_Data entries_
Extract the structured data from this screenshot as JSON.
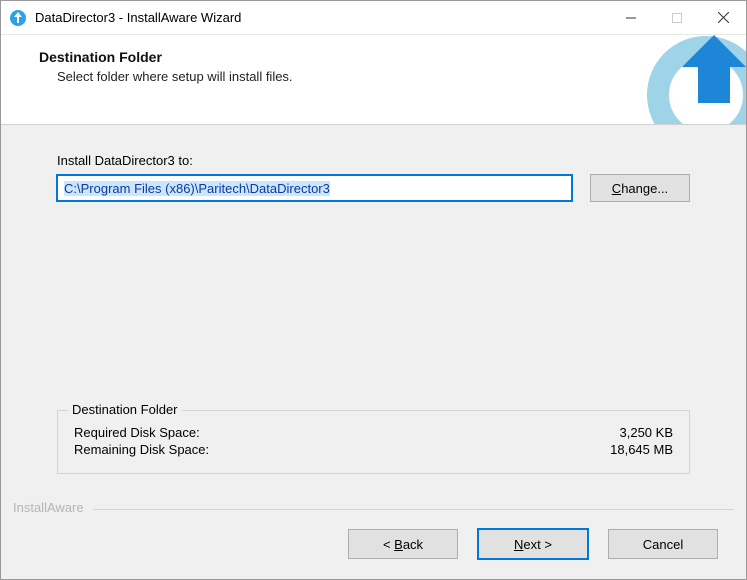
{
  "titlebar": {
    "title": "DataDirector3 - InstallAware Wizard"
  },
  "header": {
    "title": "Destination Folder",
    "subtitle": "Select folder where setup will install files."
  },
  "content": {
    "install_to_label": "Install DataDirector3 to:",
    "install_path": "C:\\Program Files (x86)\\Paritech\\DataDirector3",
    "change_button": "Change..."
  },
  "groupbox": {
    "title": "Destination Folder",
    "required_label": "Required Disk Space:",
    "required_value": "3,250 KB",
    "remaining_label": "Remaining Disk Space:",
    "remaining_value": "18,645 MB"
  },
  "branding": {
    "text": "InstallAware"
  },
  "footer": {
    "back": "< Back",
    "next": "Next >",
    "cancel": "Cancel"
  }
}
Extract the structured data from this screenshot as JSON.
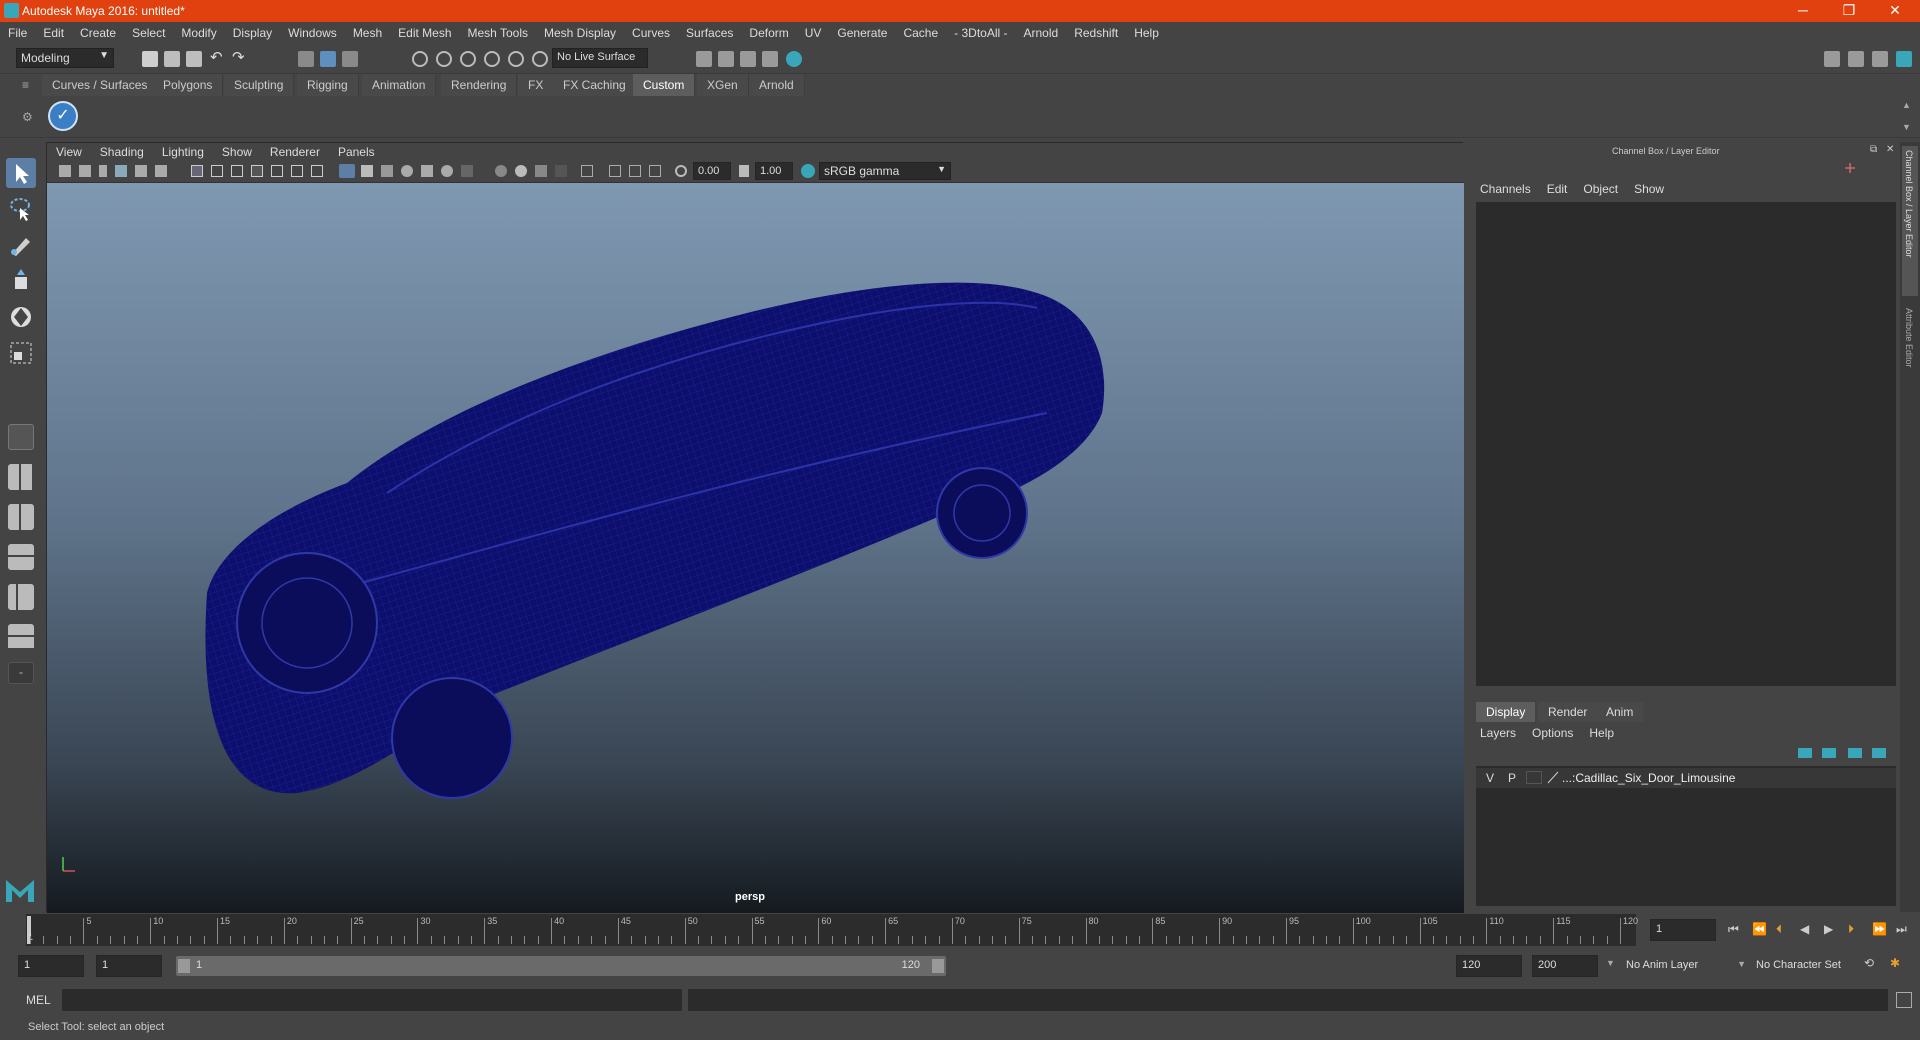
{
  "window": {
    "title": "Autodesk Maya 2016: untitled*",
    "min": "─",
    "max": "❐",
    "close": "✕"
  },
  "menu": [
    "File",
    "Edit",
    "Create",
    "Select",
    "Modify",
    "Display",
    "Windows",
    "Mesh",
    "Edit Mesh",
    "Mesh Tools",
    "Mesh Display",
    "Curves",
    "Surfaces",
    "Deform",
    "UV",
    "Generate",
    "Cache",
    "- 3DtoAll -",
    "Arnold",
    "Redshift",
    "Help"
  ],
  "status": {
    "mode": "Modeling",
    "live_surface": "No Live Surface"
  },
  "shelf_tabs": [
    "Curves / Surfaces",
    "Polygons",
    "Sculpting",
    "Rigging",
    "Animation",
    "Rendering",
    "FX",
    "FX Caching",
    "Custom",
    "XGen",
    "Arnold"
  ],
  "shelf_active": "Custom",
  "viewport": {
    "menu": [
      "View",
      "Shading",
      "Lighting",
      "Show",
      "Renderer",
      "Panels"
    ],
    "exposure": "0.00",
    "gamma": "1.00",
    "colorspace": "sRGB gamma",
    "camera": "persp"
  },
  "channel_box": {
    "title": "Channel Box / Layer Editor",
    "menu": [
      "Channels",
      "Edit",
      "Object",
      "Show"
    ],
    "tabs": [
      "Display",
      "Render",
      "Anim"
    ],
    "layer_menu": [
      "Layers",
      "Options",
      "Help"
    ],
    "layer": {
      "v": "V",
      "p": "P",
      "name": "...:Cadillac_Six_Door_Limousine"
    }
  },
  "side_tabs": {
    "channel": "Channel Box / Layer Editor",
    "attr": "Attribute Editor"
  },
  "timeline": {
    "ticks": [
      "5",
      "10",
      "15",
      "20",
      "25",
      "30",
      "35",
      "40",
      "45",
      "50",
      "55",
      "60",
      "65",
      "70",
      "75",
      "80",
      "85",
      "90",
      "95",
      "100",
      "105",
      "110",
      "115",
      "120"
    ],
    "first": "1",
    "current_frame": "1"
  },
  "range": {
    "start": "1",
    "playback_start": "1",
    "slider_start": "1",
    "slider_end": "120",
    "playback_end": "120",
    "end": "200",
    "anim_layer": "No Anim Layer",
    "char_set": "No Character Set"
  },
  "cmd": {
    "label": "MEL"
  },
  "help": {
    "text": "Select Tool: select an object"
  },
  "colors": {
    "titlebar": "#e0410f",
    "wire": "#0d0f6e",
    "accent": "#3aa6b9"
  }
}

_BRIEF_
Copy out all the records exactly, excluding pictures.

_SOLUTION TO THE EXERCISE_
Extract the structured data from this screenshot as JSON.
{
  "titlebar": {
    "title": "DataDirector3 - InstallAware Wizard"
  },
  "header": {
    "title": "Destination Folder",
    "subtitle": "Select folder where setup will install files."
  },
  "content": {
    "install_to_label": "Install DataDirector3 to:",
    "install_path": "C:\\Program Files (x86)\\Paritech\\DataDirector3",
    "change_button": "Change..."
  },
  "groupbox": {
    "title": "Destination Folder",
    "required_label": "Required Disk Space:",
    "required_value": "3,250 KB",
    "remaining_label": "Remaining Disk Space:",
    "remaining_value": "18,645 MB"
  },
  "branding": {
    "text": "InstallAware"
  },
  "footer": {
    "back": "< Back",
    "next": "Next >",
    "cancel": "Cancel"
  }
}
Extract the structured data from this screenshot as JSON.
{
  "window": {
    "title": "Autodesk Maya 2016: untitled*",
    "min": "─",
    "max": "❐",
    "close": "✕"
  },
  "menu": [
    "File",
    "Edit",
    "Create",
    "Select",
    "Modify",
    "Display",
    "Windows",
    "Mesh",
    "Edit Mesh",
    "Mesh Tools",
    "Mesh Display",
    "Curves",
    "Surfaces",
    "Deform",
    "UV",
    "Generate",
    "Cache",
    "- 3DtoAll -",
    "Arnold",
    "Redshift",
    "Help"
  ],
  "status": {
    "mode": "Modeling",
    "live_surface": "No Live Surface"
  },
  "shelf_tabs": [
    "Curves / Surfaces",
    "Polygons",
    "Sculpting",
    "Rigging",
    "Animation",
    "Rendering",
    "FX",
    "FX Caching",
    "Custom",
    "XGen",
    "Arnold"
  ],
  "shelf_active": "Custom",
  "viewport": {
    "menu": [
      "View",
      "Shading",
      "Lighting",
      "Show",
      "Renderer",
      "Panels"
    ],
    "exposure": "0.00",
    "gamma": "1.00",
    "colorspace": "sRGB gamma",
    "camera": "persp"
  },
  "channel_box": {
    "title": "Channel Box / Layer Editor",
    "menu": [
      "Channels",
      "Edit",
      "Object",
      "Show"
    ],
    "tabs": [
      "Display",
      "Render",
      "Anim"
    ],
    "layer_menu": [
      "Layers",
      "Options",
      "Help"
    ],
    "layer": {
      "v": "V",
      "p": "P",
      "name": "...:Cadillac_Six_Door_Limousine"
    }
  },
  "side_tabs": {
    "channel": "Channel Box / Layer Editor",
    "attr": "Attribute Editor"
  },
  "timeline": {
    "ticks": [
      "5",
      "10",
      "15",
      "20",
      "25",
      "30",
      "35",
      "40",
      "45",
      "50",
      "55",
      "60",
      "65",
      "70",
      "75",
      "80",
      "85",
      "90",
      "95",
      "100",
      "105",
      "110",
      "115",
      "120"
    ],
    "first": "1",
    "current_frame": "1"
  },
  "range": {
    "start": "1",
    "playback_start": "1",
    "slider_start": "1",
    "slider_end": "120",
    "playback_end": "120",
    "end": "200",
    "anim_layer": "No Anim Layer",
    "char_set": "No Character Set"
  },
  "cmd": {
    "label": "MEL"
  },
  "help": {
    "text": "Select Tool: select an object"
  },
  "colors": {
    "titlebar": "#e0410f",
    "wire": "#0d0f6e",
    "accent": "#3aa6b9"
  }
}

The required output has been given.